Data section:
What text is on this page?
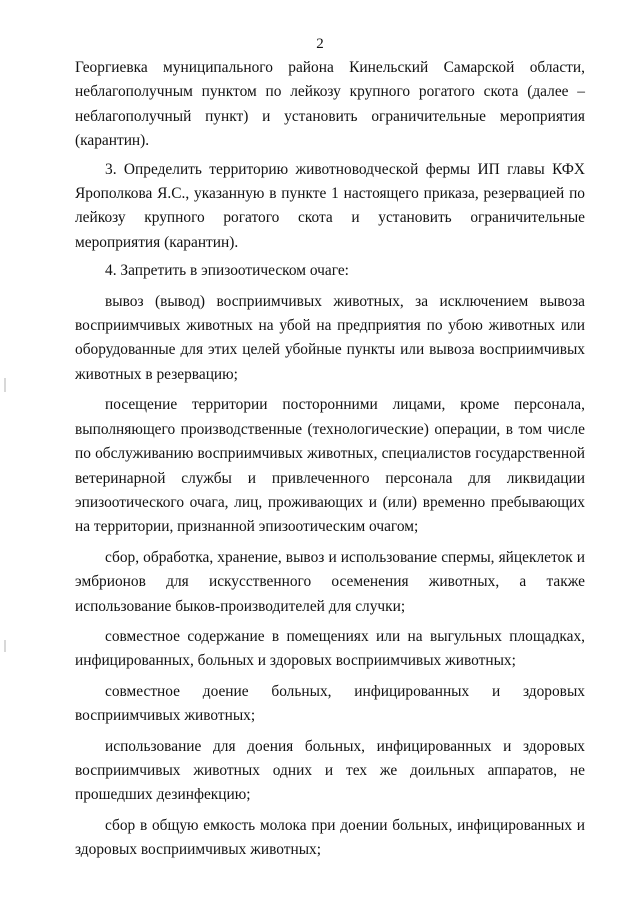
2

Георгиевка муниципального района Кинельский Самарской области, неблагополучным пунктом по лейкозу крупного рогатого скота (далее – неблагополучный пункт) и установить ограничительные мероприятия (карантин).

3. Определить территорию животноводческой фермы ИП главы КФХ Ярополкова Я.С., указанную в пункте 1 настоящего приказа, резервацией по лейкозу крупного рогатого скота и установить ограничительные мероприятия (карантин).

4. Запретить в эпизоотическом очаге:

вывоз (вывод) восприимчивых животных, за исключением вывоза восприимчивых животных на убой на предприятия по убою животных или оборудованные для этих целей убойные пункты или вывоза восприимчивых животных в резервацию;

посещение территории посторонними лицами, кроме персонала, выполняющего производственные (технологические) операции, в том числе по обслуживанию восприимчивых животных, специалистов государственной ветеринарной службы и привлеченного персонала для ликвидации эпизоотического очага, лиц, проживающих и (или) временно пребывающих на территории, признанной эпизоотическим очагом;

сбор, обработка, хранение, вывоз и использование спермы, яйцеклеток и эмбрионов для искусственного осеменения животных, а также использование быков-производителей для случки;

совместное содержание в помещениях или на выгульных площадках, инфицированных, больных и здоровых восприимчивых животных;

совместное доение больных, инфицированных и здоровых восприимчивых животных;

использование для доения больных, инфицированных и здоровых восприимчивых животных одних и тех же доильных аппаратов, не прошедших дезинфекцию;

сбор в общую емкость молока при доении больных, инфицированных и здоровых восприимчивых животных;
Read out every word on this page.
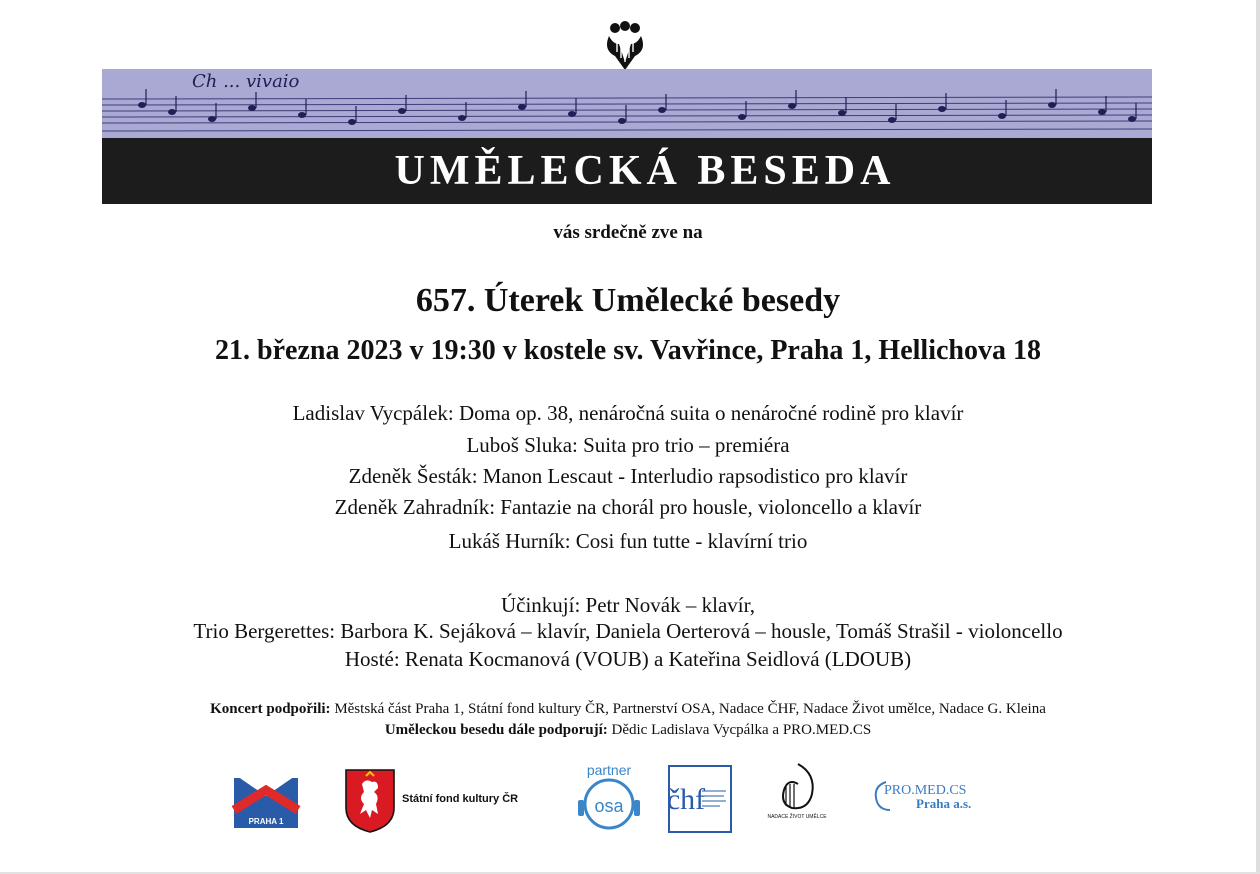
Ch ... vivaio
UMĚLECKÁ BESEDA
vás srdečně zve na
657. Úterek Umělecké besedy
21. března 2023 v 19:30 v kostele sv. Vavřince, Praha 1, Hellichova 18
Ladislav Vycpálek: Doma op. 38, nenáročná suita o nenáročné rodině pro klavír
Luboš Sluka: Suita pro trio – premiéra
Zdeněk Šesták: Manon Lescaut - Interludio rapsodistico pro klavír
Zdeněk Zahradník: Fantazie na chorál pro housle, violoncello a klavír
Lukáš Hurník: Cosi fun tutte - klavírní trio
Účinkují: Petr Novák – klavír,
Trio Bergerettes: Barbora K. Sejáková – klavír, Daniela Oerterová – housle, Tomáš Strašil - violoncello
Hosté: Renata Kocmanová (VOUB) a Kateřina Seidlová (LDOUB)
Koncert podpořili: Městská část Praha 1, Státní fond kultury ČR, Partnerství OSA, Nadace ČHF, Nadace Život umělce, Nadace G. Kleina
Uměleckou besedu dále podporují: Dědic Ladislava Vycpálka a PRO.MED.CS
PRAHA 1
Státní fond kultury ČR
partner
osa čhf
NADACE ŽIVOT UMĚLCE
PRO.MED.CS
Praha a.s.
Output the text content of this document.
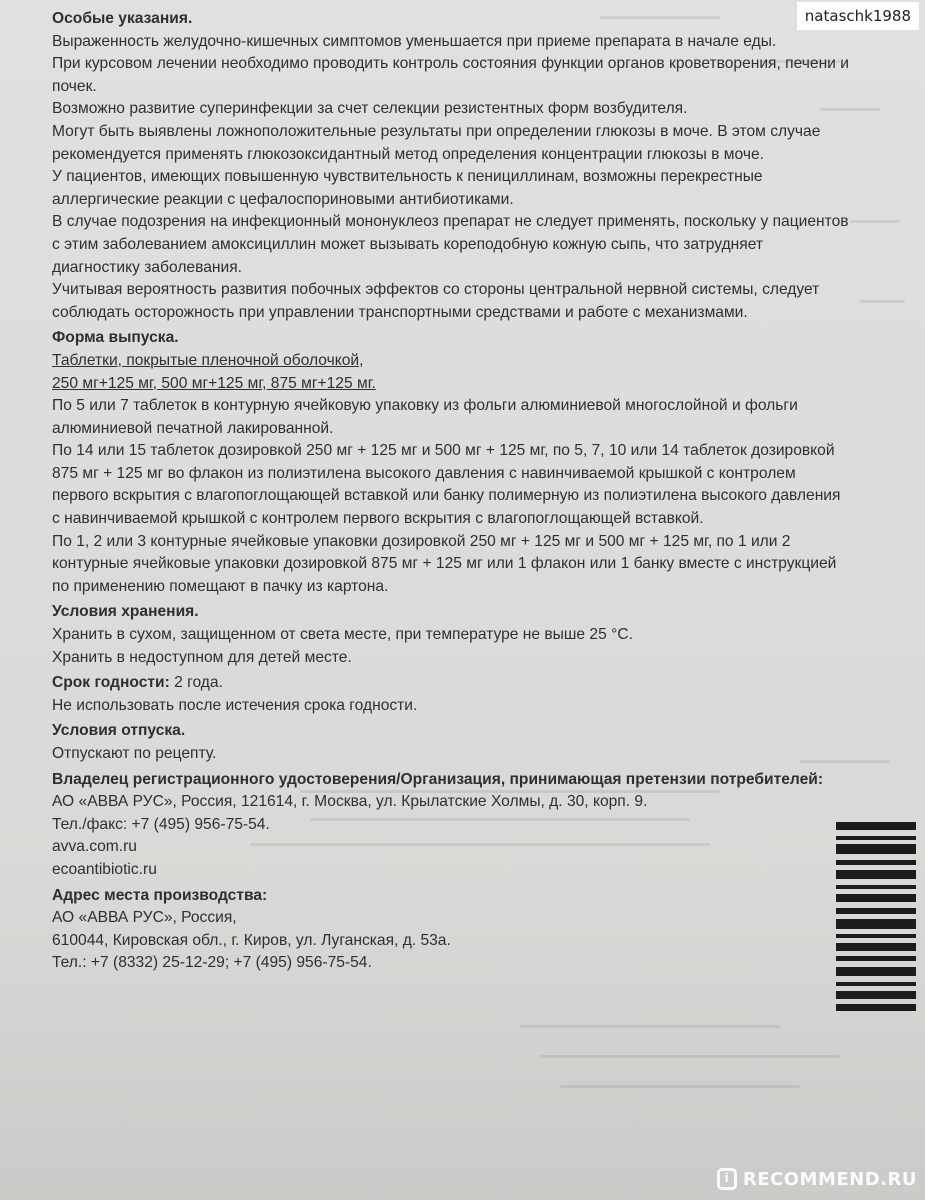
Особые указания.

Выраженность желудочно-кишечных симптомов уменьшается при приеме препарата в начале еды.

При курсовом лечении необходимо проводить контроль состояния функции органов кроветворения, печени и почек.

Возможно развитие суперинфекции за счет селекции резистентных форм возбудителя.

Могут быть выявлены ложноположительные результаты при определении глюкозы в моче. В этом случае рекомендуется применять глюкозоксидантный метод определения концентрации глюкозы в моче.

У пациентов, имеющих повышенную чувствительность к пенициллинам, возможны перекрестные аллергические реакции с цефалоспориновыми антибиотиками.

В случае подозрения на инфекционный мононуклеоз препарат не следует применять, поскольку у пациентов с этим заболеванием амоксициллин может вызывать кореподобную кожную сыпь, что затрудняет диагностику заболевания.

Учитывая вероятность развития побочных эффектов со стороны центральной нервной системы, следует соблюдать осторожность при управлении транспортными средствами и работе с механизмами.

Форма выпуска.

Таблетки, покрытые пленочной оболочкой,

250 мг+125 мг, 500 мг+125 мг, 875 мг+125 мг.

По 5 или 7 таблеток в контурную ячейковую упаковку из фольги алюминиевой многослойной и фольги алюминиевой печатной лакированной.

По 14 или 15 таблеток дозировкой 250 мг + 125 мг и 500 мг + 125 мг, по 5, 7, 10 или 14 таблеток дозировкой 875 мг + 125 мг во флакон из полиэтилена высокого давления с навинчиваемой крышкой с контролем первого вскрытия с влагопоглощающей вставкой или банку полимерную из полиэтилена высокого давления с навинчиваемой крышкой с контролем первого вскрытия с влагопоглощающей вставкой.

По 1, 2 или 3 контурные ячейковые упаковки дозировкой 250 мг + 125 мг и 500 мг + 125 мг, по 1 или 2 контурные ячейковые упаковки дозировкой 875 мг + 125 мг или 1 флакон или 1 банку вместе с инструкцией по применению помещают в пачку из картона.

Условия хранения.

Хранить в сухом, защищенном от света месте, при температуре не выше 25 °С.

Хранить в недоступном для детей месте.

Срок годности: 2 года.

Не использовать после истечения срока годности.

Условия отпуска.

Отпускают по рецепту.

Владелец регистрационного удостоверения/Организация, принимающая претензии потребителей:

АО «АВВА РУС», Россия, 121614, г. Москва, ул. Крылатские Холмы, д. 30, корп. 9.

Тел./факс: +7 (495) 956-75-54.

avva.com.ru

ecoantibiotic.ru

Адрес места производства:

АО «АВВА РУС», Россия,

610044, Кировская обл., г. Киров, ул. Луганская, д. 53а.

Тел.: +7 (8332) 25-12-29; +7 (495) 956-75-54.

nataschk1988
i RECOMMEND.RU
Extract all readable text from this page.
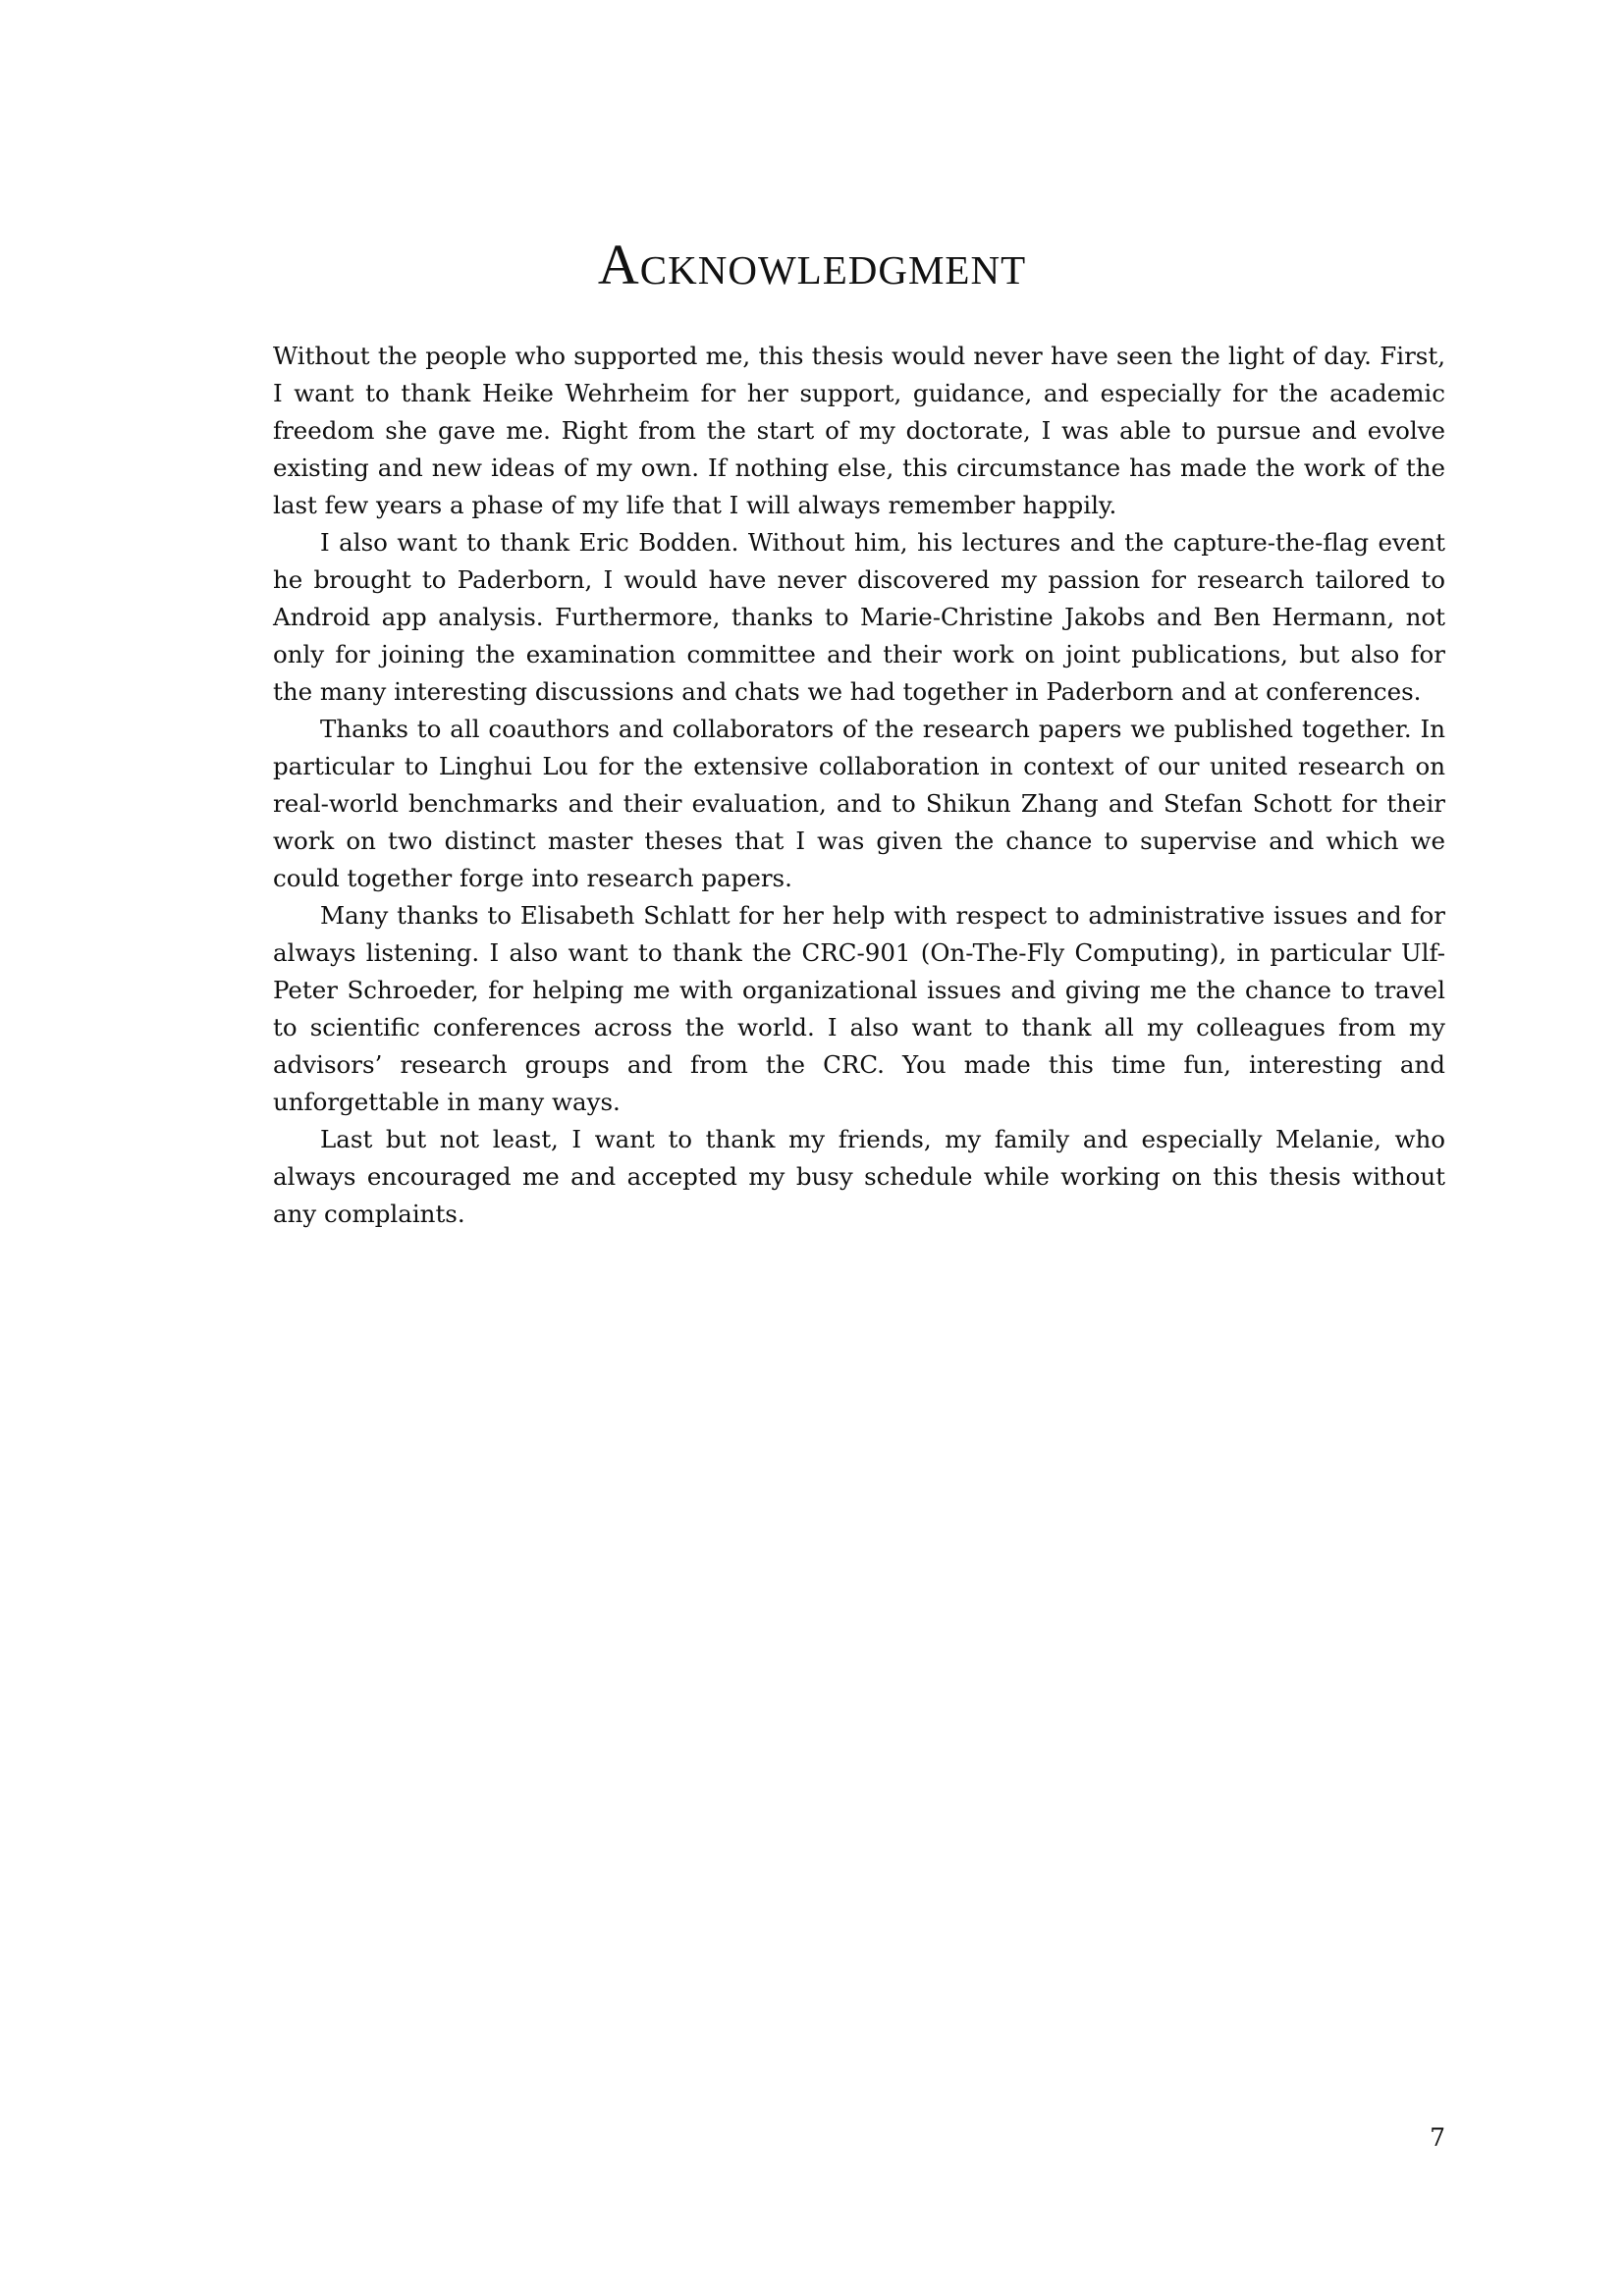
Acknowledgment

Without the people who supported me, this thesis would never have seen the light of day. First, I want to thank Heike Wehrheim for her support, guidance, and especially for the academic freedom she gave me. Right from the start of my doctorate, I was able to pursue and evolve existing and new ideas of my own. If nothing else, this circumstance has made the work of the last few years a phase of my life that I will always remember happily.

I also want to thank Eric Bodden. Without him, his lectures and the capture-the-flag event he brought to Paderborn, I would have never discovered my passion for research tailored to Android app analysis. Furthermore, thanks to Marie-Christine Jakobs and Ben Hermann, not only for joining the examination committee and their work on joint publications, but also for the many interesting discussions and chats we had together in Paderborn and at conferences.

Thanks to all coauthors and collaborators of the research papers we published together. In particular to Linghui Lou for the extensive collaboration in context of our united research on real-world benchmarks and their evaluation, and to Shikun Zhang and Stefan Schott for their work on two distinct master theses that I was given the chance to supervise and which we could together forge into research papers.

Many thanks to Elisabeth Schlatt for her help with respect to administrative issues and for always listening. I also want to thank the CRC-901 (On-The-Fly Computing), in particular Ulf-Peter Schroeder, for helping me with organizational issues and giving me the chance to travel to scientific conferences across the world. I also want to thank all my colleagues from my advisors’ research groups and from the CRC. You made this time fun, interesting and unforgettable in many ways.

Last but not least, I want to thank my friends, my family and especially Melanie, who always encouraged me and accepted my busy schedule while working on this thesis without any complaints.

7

Exercise task: Which lines hold the word "violoncello"? Copy each of them from the records.

Worked answer:
Zdeněk Zahradník: Fantazie na chorál pro housle, violoncello a klavír
Trio Bergerettes: Barbora K. Sejáková – klavír, Daniela Oerterová – housle, Tomáš Strašil - violoncello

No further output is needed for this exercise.